● **Records provided**
* * * *
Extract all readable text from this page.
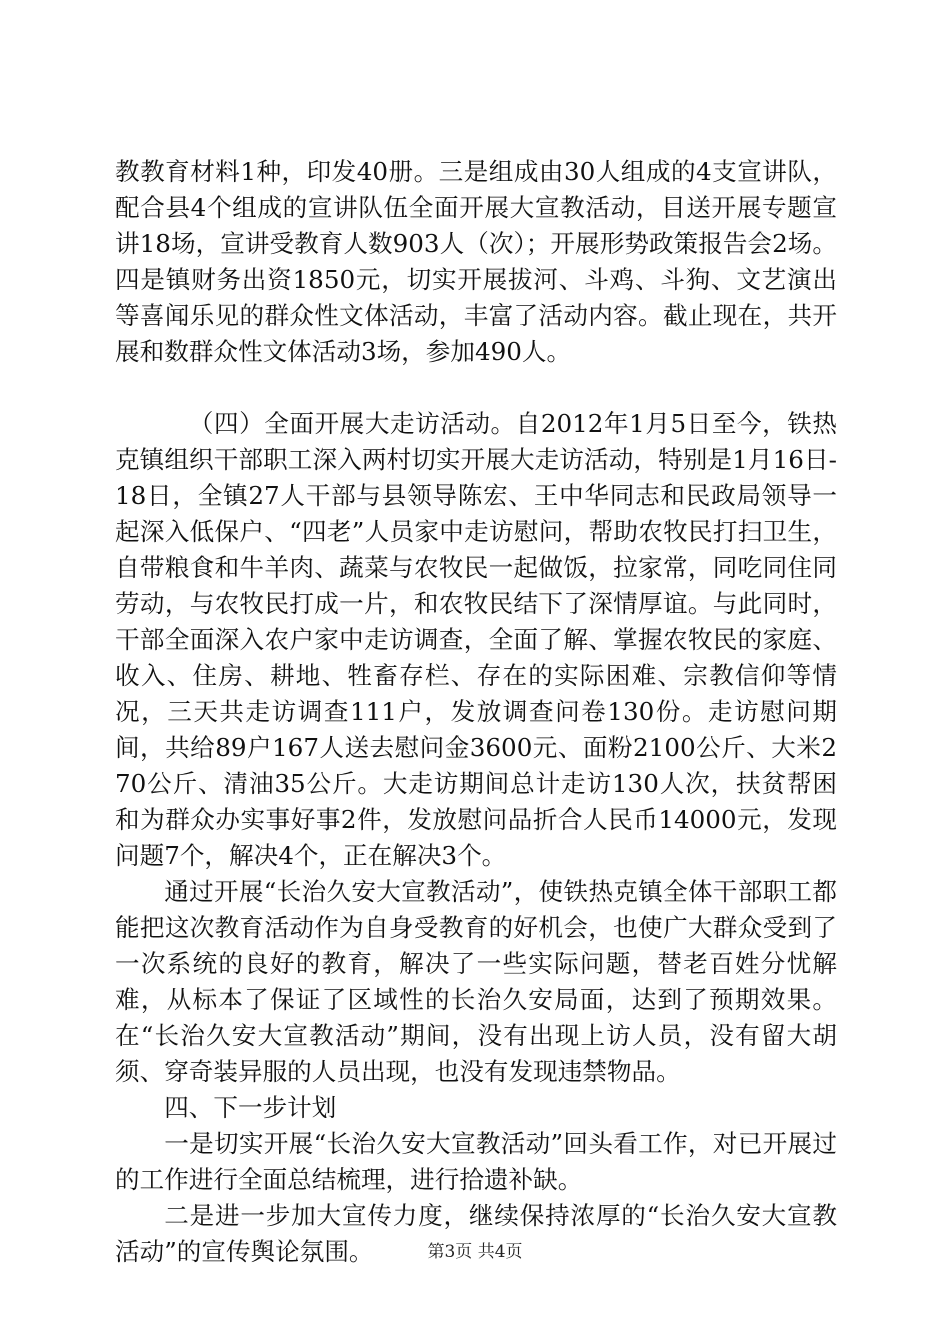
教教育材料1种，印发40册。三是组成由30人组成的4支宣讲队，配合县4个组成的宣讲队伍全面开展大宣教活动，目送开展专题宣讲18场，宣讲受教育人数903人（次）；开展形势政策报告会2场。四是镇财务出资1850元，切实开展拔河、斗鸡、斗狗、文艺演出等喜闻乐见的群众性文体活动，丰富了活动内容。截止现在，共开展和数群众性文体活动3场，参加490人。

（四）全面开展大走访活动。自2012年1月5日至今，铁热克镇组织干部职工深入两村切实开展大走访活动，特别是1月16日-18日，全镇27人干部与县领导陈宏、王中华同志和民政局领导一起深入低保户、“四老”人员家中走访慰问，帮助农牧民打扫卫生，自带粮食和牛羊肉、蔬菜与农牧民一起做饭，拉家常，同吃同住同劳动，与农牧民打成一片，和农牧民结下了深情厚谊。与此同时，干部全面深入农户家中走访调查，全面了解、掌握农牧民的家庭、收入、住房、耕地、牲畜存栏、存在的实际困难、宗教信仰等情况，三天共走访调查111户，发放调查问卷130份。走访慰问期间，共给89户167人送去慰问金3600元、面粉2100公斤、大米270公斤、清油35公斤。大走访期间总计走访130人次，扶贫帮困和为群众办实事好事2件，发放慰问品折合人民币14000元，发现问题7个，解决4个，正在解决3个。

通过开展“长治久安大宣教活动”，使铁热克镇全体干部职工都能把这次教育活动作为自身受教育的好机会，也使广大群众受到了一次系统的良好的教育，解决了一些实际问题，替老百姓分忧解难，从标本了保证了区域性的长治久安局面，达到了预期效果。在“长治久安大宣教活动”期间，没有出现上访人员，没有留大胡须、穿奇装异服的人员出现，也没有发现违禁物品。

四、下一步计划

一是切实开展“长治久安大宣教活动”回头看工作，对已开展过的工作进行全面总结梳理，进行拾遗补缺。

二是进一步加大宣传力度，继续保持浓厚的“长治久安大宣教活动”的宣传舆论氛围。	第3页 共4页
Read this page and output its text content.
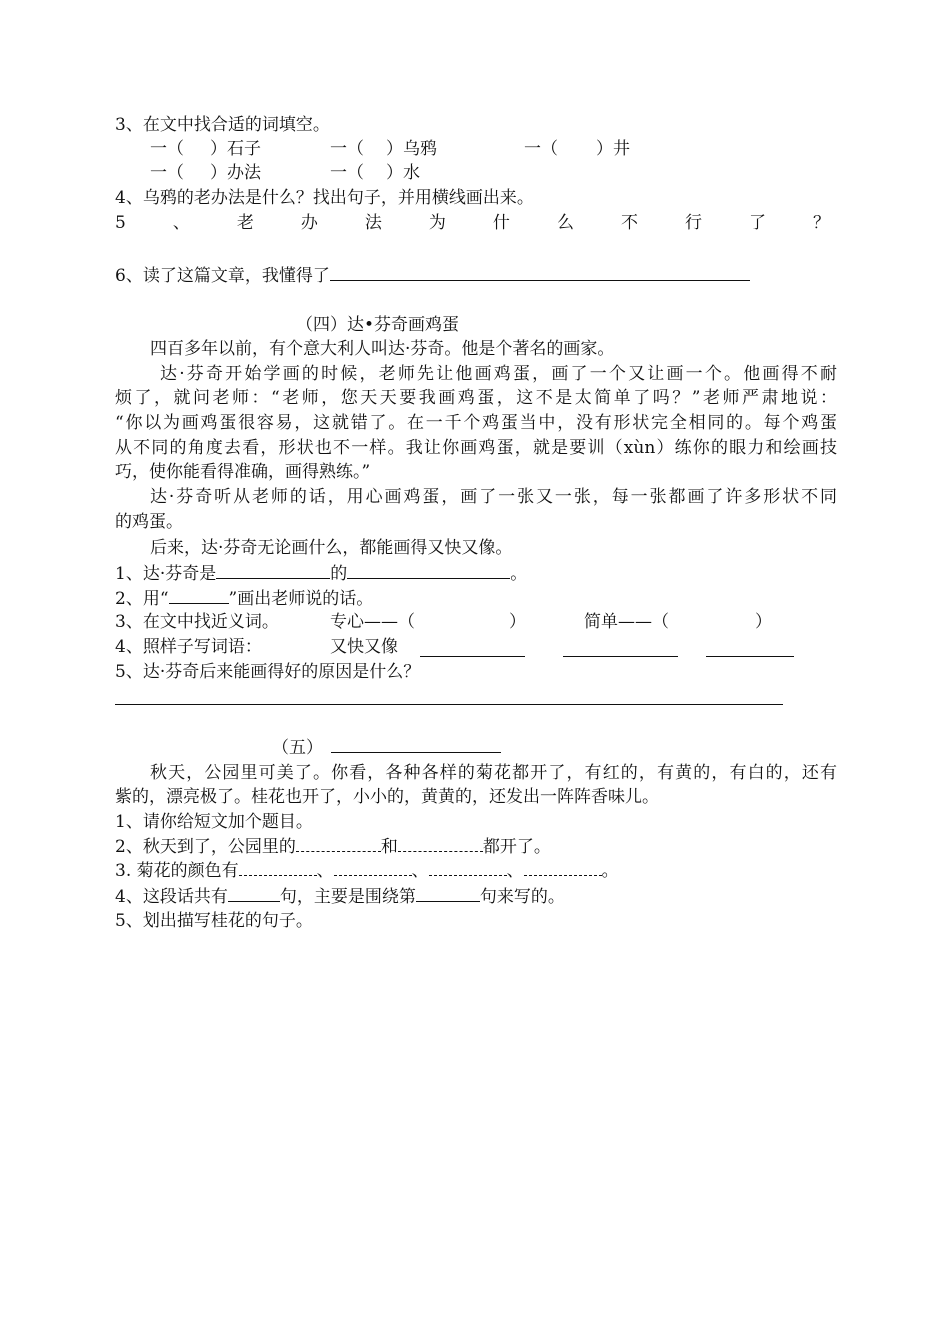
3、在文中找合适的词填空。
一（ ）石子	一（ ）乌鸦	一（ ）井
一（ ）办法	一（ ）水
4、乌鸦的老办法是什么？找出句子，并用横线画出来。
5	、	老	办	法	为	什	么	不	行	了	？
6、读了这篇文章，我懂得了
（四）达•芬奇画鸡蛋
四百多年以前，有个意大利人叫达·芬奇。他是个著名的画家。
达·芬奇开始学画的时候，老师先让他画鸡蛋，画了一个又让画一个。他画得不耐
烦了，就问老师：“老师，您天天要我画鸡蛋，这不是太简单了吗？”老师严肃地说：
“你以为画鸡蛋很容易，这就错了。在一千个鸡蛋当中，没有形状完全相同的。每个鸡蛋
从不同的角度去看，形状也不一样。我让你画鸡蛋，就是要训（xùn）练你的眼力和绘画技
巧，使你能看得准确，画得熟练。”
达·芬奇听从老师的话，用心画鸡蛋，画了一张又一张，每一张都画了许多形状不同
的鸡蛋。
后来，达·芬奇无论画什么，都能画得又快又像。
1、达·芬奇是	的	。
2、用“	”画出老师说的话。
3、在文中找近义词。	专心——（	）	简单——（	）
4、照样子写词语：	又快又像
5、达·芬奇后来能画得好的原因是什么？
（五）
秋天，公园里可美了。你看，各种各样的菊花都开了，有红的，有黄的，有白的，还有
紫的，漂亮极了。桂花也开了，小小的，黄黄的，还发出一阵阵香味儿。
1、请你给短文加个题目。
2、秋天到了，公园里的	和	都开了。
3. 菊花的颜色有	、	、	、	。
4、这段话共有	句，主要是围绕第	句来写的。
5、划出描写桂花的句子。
* * * *
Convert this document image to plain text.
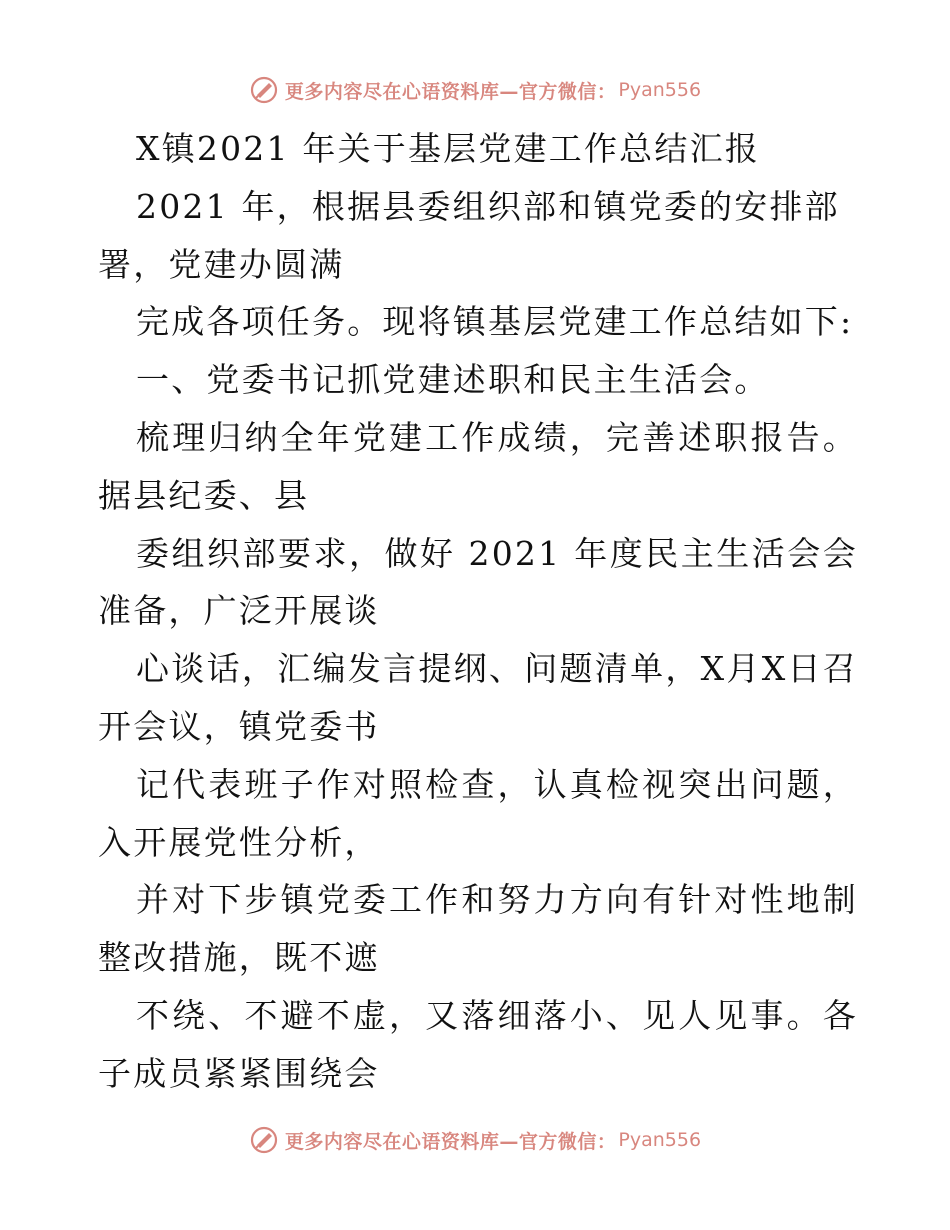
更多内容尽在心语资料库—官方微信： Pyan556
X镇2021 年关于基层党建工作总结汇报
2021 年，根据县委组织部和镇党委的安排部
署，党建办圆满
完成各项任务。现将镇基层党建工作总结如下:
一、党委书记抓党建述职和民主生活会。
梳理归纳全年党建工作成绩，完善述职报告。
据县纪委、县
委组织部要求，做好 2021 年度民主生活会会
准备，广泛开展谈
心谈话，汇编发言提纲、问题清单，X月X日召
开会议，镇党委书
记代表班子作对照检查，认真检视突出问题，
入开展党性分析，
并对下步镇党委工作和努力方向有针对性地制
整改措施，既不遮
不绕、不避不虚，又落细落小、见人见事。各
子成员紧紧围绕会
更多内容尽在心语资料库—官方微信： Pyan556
* * * *
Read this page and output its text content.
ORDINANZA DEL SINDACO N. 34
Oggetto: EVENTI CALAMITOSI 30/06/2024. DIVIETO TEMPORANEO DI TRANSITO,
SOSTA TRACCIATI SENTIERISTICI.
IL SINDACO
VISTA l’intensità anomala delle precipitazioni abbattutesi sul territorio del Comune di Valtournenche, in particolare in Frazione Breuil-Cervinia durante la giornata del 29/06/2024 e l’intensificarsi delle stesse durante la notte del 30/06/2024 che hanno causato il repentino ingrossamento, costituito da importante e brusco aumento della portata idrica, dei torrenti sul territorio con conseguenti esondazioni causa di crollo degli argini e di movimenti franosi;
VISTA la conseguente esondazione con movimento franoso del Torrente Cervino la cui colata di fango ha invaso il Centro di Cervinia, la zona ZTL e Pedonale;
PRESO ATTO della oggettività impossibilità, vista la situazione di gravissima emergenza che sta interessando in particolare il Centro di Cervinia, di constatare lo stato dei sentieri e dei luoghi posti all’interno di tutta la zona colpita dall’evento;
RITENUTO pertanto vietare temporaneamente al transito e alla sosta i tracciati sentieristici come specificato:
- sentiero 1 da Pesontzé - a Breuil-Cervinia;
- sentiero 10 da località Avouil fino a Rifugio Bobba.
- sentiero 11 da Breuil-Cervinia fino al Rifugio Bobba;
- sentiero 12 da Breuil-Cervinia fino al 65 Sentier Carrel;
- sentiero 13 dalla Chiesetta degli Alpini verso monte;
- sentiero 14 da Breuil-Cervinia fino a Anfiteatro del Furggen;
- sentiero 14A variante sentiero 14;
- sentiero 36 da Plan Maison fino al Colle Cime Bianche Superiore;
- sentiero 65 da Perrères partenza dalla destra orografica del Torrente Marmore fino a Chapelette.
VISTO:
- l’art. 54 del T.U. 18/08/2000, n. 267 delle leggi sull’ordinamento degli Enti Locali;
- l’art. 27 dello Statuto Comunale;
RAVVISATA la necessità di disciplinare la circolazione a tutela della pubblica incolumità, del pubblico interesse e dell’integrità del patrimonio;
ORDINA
* * * *
● **Objective**
Scan the data for the word "degli" and copy every line where it shows up.

● **Solution for this exercise**
VISTA l’intensità anomala delle precipitazioni abbattutesi sul territorio del Comune di Valtournenche, in particolare in Frazione Breuil-Cervinia durante la giornata del 29/06/2024 e l’intensificarsi delle stesse durante la notte del 30/06/2024 che hanno causato il repentino ingrossamento, costituito da importante e brusco aumento della portata idrica, dei torrenti sul territorio con conseguenti esondazioni causa di crollo degli argini e di movimenti franosi;
- sentiero 13 dalla Chiesetta degli Alpini verso monte;
- l’art. 54 del T.U. 18/08/2000, n. 267 delle leggi sull’ordinamento degli Enti Locali;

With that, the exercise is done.